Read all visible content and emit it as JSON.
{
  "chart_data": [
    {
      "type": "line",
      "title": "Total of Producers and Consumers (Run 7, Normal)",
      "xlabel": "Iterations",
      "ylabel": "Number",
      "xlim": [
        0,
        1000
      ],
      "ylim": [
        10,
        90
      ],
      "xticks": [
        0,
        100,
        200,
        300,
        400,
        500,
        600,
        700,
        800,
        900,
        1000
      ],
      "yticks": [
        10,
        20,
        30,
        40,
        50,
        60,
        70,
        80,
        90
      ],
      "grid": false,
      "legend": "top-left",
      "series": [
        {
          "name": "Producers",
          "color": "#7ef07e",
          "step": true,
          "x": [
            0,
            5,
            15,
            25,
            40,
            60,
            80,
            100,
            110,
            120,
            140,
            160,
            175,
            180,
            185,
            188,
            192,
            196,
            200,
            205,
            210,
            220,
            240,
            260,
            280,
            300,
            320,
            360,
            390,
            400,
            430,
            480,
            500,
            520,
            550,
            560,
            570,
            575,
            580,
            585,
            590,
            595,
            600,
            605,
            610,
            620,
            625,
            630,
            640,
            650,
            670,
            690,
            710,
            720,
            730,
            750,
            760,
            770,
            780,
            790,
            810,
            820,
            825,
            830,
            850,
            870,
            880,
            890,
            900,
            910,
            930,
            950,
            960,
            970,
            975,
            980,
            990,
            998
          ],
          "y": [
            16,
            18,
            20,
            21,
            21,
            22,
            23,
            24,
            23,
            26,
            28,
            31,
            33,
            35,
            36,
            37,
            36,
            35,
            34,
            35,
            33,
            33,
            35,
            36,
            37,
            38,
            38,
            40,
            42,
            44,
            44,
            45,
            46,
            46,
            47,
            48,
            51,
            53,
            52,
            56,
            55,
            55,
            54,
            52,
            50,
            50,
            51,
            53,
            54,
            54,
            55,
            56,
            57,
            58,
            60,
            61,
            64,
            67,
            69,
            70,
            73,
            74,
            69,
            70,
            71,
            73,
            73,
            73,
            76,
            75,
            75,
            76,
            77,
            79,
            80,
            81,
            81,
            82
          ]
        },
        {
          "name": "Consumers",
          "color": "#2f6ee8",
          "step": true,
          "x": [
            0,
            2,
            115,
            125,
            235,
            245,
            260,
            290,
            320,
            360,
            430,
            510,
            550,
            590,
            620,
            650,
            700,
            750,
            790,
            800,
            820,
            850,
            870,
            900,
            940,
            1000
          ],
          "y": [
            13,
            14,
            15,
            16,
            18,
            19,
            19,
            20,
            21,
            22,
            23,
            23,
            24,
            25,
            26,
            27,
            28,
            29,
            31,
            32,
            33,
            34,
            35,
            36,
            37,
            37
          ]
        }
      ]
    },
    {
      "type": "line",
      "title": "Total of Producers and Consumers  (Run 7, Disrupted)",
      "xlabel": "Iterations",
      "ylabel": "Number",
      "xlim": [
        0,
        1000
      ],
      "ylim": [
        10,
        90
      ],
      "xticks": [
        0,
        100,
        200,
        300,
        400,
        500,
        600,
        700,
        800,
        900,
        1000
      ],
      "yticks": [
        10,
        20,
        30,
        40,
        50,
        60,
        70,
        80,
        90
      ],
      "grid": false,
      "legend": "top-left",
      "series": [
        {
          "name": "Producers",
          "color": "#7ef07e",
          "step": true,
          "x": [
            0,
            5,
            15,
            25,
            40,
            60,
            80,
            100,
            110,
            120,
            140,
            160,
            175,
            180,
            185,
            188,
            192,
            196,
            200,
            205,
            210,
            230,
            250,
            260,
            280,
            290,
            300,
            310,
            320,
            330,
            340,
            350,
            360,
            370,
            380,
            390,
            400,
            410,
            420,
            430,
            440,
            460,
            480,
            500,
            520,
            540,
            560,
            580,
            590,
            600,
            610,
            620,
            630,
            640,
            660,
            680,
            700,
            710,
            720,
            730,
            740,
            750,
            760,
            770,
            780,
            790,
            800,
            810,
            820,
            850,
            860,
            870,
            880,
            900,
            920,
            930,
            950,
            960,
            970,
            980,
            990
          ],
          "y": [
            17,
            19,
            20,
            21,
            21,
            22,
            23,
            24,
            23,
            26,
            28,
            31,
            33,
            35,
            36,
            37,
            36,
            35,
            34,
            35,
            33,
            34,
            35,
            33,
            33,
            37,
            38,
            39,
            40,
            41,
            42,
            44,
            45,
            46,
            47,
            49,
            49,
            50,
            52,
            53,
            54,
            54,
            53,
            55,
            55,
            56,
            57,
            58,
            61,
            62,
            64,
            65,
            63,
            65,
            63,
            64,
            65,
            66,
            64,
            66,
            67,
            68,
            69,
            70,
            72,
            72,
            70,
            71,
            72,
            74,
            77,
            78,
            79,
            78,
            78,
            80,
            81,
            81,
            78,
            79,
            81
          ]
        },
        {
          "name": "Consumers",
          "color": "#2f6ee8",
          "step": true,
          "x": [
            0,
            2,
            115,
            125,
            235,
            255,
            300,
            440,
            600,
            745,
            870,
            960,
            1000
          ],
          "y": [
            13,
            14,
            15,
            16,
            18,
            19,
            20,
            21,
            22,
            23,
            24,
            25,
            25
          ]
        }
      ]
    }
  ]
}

──────

## Exercise task
Reproduce the entries above in full by retyping them exactly.

## Written answer
Read all visible content and emit it as JSON.
{
  "chart_data": [
    {
      "type": "line",
      "title": "Total of Producers and Consumers (Run 7, Normal)",
      "xlabel": "Iterations",
      "ylabel": "Number",
      "xlim": [
        0,
        1000
      ],
      "ylim": [
        10,
        90
      ],
      "xticks": [
        0,
        100,
        200,
        300,
        400,
        500,
        600,
        700,
        800,
        900,
        1000
      ],
      "yticks": [
        10,
        20,
        30,
        40,
        50,
        60,
        70,
        80,
        90
      ],
      "grid": false,
      "legend": "top-left",
      "series": [
        {
          "name": "Producers",
          "color": "#7ef07e",
          "step": true,
          "x": [
            0,
            5,
            15,
            25,
            40,
            60,
            80,
            100,
            110,
            120,
            140,
            160,
            175,
            180,
            185,
            188,
            192,
            196,
            200,
            205,
            210,
            220,
            240,
            260,
            280,
            300,
            320,
            360,
            390,
            400,
            430,
            480,
            500,
            520,
            550,
            560,
            570,
            575,
            580,
            585,
            590,
            595,
            600,
            605,
            610,
            620,
            625,
            630,
            640,
            650,
            670,
            690,
            710,
            720,
            730,
            750,
            760,
            770,
            780,
            790,
            810,
            820,
            825,
            830,
            850,
            870,
            880,
            890,
            900,
            910,
            930,
            950,
            960,
            970,
            975,
            980,
            990,
            998
          ],
          "y": [
            16,
            18,
            20,
            21,
            21,
            22,
            23,
            24,
            23,
            26,
            28,
            31,
            33,
            35,
            36,
            37,
            36,
            35,
            34,
            35,
            33,
            33,
            35,
            36,
            37,
            38,
            38,
            40,
            42,
            44,
            44,
            45,
            46,
            46,
            47,
            48,
            51,
            53,
            52,
            56,
            55,
            55,
            54,
            52,
            50,
            50,
            51,
            53,
            54,
            54,
            55,
            56,
            57,
            58,
            60,
            61,
            64,
            67,
            69,
            70,
            73,
            74,
            69,
            70,
            71,
            73,
            73,
            73,
            76,
            75,
            75,
            76,
            77,
            79,
            80,
            81,
            81,
            82
          ]
        },
        {
          "name": "Consumers",
          "color": "#2f6ee8",
          "step": true,
          "x": [
            0,
            2,
            115,
            125,
            235,
            245,
            260,
            290,
            320,
            360,
            430,
            510,
            550,
            590,
            620,
            650,
            700,
            750,
            790,
            800,
            820,
            850,
            870,
            900,
            940,
            1000
          ],
          "y": [
            13,
            14,
            15,
            16,
            18,
            19,
            19,
            20,
            21,
            22,
            23,
            23,
            24,
            25,
            26,
            27,
            28,
            29,
            31,
            32,
            33,
            34,
            35,
            36,
            37,
            37
          ]
        }
      ]
    },
    {
      "type": "line",
      "title": "Total of Producers and Consumers  (Run 7, Disrupted)",
      "xlabel": "Iterations",
      "ylabel": "Number",
      "xlim": [
        0,
        1000
      ],
      "ylim": [
        10,
        90
      ],
      "xticks": [
        0,
        100,
        200,
        300,
        400,
        500,
        600,
        700,
        800,
        900,
        1000
      ],
      "yticks": [
        10,
        20,
        30,
        40,
        50,
        60,
        70,
        80,
        90
      ],
      "grid": false,
      "legend": "top-left",
      "series": [
        {
          "name": "Producers",
          "color": "#7ef07e",
          "step": true,
          "x": [
            0,
            5,
            15,
            25,
            40,
            60,
            80,
            100,
            110,
            120,
            140,
            160,
            175,
            180,
            185,
            188,
            192,
            196,
            200,
            205,
            210,
            230,
            250,
            260,
            280,
            290,
            300,
            310,
            320,
            330,
            340,
            350,
            360,
            370,
            380,
            390,
            400,
            410,
            420,
            430,
            440,
            460,
            480,
            500,
            520,
            540,
            560,
            580,
            590,
            600,
            610,
            620,
            630,
            640,
            660,
            680,
            700,
            710,
            720,
            730,
            740,
            750,
            760,
            770,
            780,
            790,
            800,
            810,
            820,
            850,
            860,
            870,
            880,
            900,
            920,
            930,
            950,
            960,
            970,
            980,
            990
          ],
          "y": [
            17,
            19,
            20,
            21,
            21,
            22,
            23,
            24,
            23,
            26,
            28,
            31,
            33,
            35,
            36,
            37,
            36,
            35,
            34,
            35,
            33,
            34,
            35,
            33,
            33,
            37,
            38,
            39,
            40,
            41,
            42,
            44,
            45,
            46,
            47,
            49,
            49,
            50,
            52,
            53,
            54,
            54,
            53,
            55,
            55,
            56,
            57,
            58,
            61,
            62,
            64,
            65,
            63,
            65,
            63,
            64,
            65,
            66,
            64,
            66,
            67,
            68,
            69,
            70,
            72,
            72,
            70,
            71,
            72,
            74,
            77,
            78,
            79,
            78,
            78,
            80,
            81,
            81,
            78,
            79,
            81
          ]
        },
        {
          "name": "Consumers",
          "color": "#2f6ee8",
          "step": true,
          "x": [
            0,
            2,
            115,
            125,
            235,
            255,
            300,
            440,
            600,
            745,
            870,
            960,
            1000
          ],
          "y": [
            13,
            14,
            15,
            16,
            18,
            19,
            20,
            21,
            22,
            23,
            24,
            25,
            25
          ]
        }
      ]
    }
  ]
}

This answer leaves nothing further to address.